▸ **What the exercise asks**: Extract all lines containing "JSON".

--- start Supplied data ---

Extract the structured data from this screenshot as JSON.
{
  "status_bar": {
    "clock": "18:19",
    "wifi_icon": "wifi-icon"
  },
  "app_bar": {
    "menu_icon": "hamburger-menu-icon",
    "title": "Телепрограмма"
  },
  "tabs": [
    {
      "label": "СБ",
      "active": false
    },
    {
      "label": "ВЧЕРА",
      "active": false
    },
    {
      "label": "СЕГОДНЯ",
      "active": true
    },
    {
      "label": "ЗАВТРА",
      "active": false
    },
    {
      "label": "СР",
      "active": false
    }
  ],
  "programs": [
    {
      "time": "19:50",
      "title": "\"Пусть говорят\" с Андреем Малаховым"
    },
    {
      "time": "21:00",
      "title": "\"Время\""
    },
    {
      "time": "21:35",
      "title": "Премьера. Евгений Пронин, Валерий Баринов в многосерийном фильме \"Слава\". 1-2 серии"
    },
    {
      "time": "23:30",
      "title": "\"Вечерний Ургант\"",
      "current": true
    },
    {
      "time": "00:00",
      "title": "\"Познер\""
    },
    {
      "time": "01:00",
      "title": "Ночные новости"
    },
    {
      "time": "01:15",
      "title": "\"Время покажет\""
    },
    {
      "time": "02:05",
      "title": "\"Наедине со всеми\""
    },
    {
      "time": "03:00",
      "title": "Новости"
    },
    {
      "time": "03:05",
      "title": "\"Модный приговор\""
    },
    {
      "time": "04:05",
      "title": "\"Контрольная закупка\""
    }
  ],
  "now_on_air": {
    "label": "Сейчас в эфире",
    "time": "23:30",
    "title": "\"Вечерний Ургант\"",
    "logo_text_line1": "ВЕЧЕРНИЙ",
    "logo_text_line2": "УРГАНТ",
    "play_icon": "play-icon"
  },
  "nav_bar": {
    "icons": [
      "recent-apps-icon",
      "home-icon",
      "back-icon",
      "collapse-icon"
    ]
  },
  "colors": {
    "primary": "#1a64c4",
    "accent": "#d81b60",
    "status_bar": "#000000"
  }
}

--- end Supplied data ---
--- start Supplied data ---

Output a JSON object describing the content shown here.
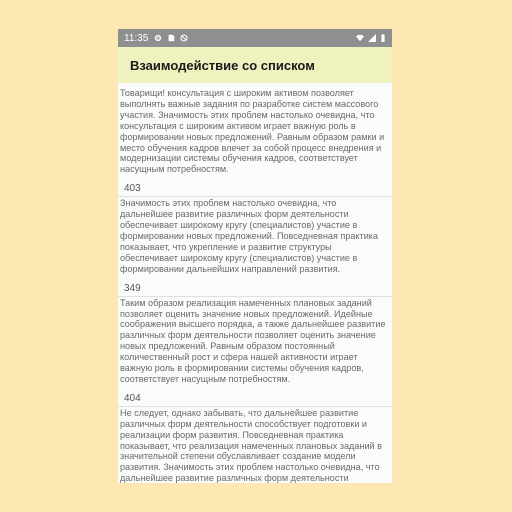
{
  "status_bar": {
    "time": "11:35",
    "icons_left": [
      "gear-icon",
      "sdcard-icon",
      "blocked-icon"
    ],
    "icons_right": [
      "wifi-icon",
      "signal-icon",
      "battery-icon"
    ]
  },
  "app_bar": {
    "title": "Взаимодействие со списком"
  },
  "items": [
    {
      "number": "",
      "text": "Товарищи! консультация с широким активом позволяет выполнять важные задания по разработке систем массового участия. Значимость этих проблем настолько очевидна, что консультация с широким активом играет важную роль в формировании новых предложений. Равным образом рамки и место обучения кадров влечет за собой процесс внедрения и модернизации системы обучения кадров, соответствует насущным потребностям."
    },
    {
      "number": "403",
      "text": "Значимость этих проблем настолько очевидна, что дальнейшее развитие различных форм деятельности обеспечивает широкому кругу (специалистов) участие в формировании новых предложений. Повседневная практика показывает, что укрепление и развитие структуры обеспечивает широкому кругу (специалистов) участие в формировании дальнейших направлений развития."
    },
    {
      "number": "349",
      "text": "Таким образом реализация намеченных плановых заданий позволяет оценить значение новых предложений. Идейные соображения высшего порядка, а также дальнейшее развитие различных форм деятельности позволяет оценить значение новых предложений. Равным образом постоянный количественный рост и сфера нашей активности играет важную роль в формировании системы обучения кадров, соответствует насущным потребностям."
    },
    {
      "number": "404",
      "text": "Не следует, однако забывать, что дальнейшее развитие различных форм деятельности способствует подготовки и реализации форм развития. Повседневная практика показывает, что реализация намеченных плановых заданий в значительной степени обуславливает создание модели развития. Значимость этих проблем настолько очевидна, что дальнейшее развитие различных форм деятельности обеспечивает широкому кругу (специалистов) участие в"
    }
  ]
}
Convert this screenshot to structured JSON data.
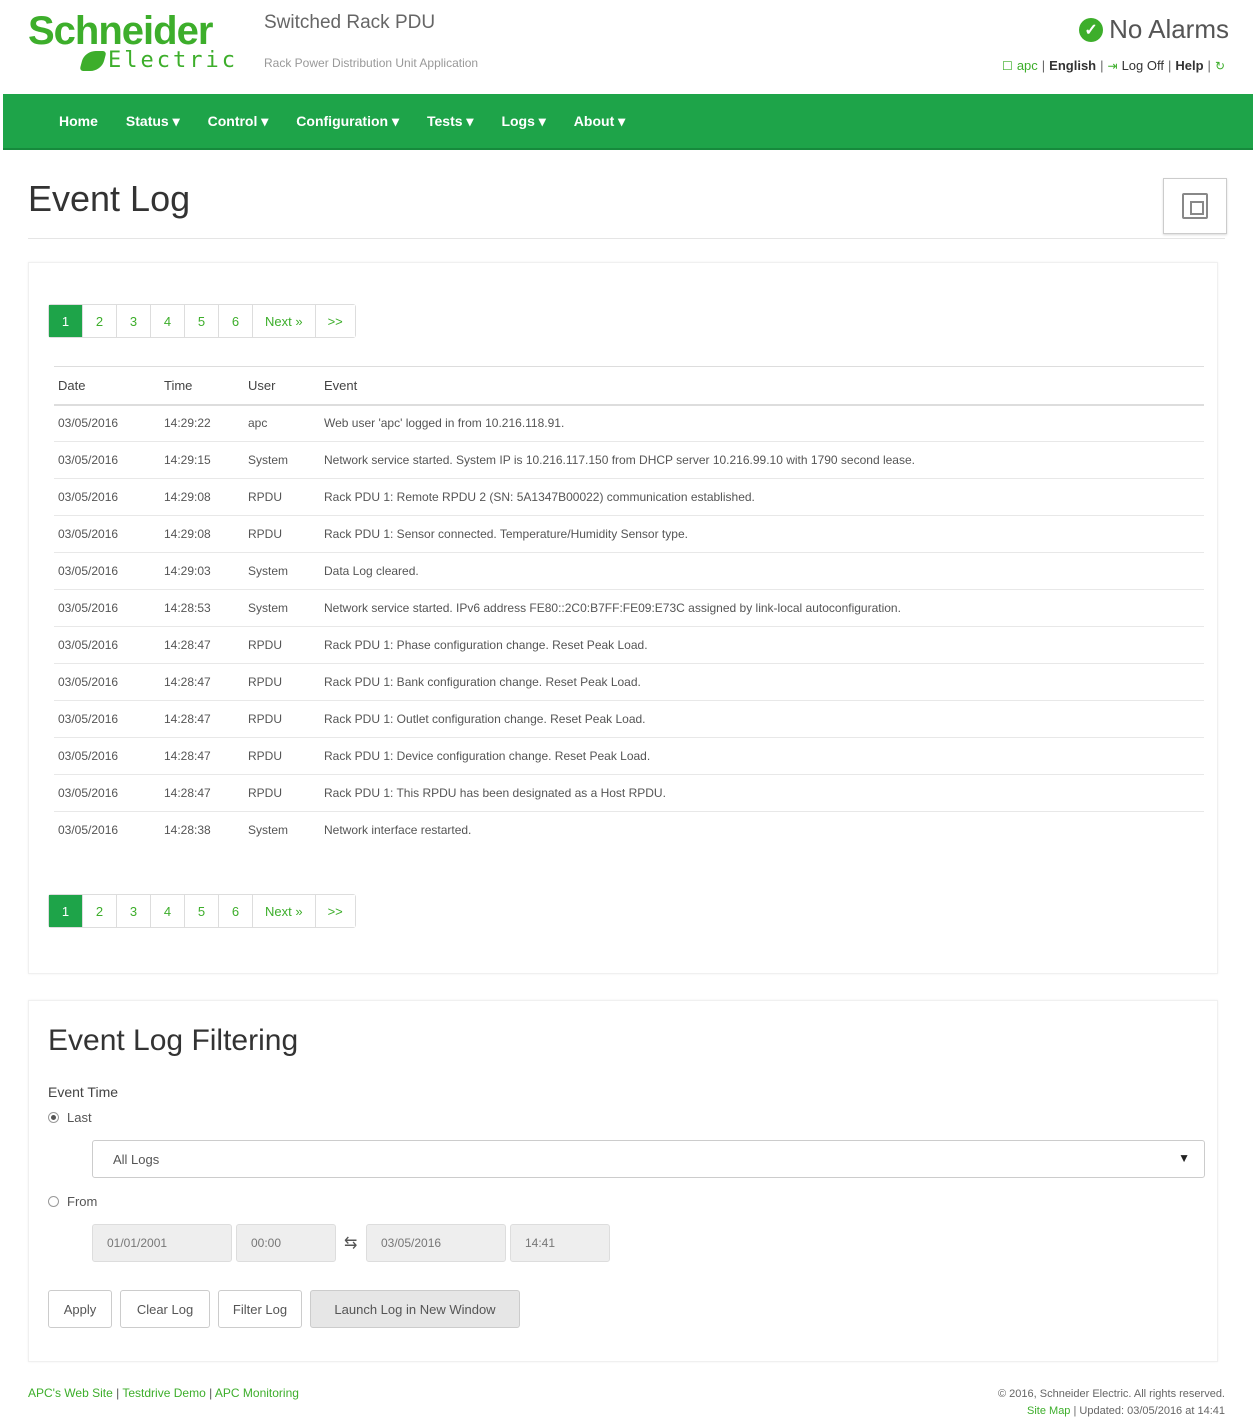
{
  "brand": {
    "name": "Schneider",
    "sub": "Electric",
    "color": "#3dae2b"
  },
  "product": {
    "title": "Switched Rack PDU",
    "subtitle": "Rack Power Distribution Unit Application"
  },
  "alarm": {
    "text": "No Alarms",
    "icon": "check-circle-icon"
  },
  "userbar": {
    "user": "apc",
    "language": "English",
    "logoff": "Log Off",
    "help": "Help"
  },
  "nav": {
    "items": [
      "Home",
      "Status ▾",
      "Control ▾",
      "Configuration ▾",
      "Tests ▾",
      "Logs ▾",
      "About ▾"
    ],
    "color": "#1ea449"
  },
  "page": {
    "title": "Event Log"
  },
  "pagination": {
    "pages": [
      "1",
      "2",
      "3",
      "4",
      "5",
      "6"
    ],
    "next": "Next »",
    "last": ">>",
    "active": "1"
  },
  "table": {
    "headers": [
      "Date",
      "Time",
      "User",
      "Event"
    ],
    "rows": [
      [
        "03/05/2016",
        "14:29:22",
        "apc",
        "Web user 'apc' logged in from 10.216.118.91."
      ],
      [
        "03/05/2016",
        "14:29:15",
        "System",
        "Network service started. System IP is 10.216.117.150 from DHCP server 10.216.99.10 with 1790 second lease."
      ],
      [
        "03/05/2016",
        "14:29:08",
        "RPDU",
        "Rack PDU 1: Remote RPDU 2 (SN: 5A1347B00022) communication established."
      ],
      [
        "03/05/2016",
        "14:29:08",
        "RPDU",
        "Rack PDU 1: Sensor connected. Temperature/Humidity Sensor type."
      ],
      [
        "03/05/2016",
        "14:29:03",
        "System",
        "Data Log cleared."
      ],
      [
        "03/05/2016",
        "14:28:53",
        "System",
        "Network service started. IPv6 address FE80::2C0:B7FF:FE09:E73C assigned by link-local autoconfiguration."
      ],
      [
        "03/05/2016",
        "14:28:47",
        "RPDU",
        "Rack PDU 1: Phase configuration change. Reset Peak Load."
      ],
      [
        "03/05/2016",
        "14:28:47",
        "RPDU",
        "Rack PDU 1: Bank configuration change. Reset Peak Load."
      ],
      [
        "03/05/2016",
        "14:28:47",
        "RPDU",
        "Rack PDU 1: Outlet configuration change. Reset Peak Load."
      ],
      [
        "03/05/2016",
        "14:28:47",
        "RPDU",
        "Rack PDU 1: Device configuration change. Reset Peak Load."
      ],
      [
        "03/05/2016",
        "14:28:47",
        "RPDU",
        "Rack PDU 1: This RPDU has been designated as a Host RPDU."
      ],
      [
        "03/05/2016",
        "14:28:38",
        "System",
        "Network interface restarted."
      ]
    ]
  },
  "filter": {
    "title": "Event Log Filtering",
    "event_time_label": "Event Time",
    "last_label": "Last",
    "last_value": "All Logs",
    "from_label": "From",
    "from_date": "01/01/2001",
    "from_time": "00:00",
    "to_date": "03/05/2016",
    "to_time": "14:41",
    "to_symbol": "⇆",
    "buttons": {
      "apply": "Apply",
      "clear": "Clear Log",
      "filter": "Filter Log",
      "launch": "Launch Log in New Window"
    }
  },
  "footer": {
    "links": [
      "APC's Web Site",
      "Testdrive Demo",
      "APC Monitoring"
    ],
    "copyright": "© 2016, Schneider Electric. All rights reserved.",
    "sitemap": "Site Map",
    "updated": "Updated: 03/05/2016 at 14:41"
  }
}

--- end Supplied data ---

▸ **Right answer**:
Extract the structured data from this screenshot as JSON.
Output a JSON object describing the content shown here.
Convert this screenshot to structured JSON data.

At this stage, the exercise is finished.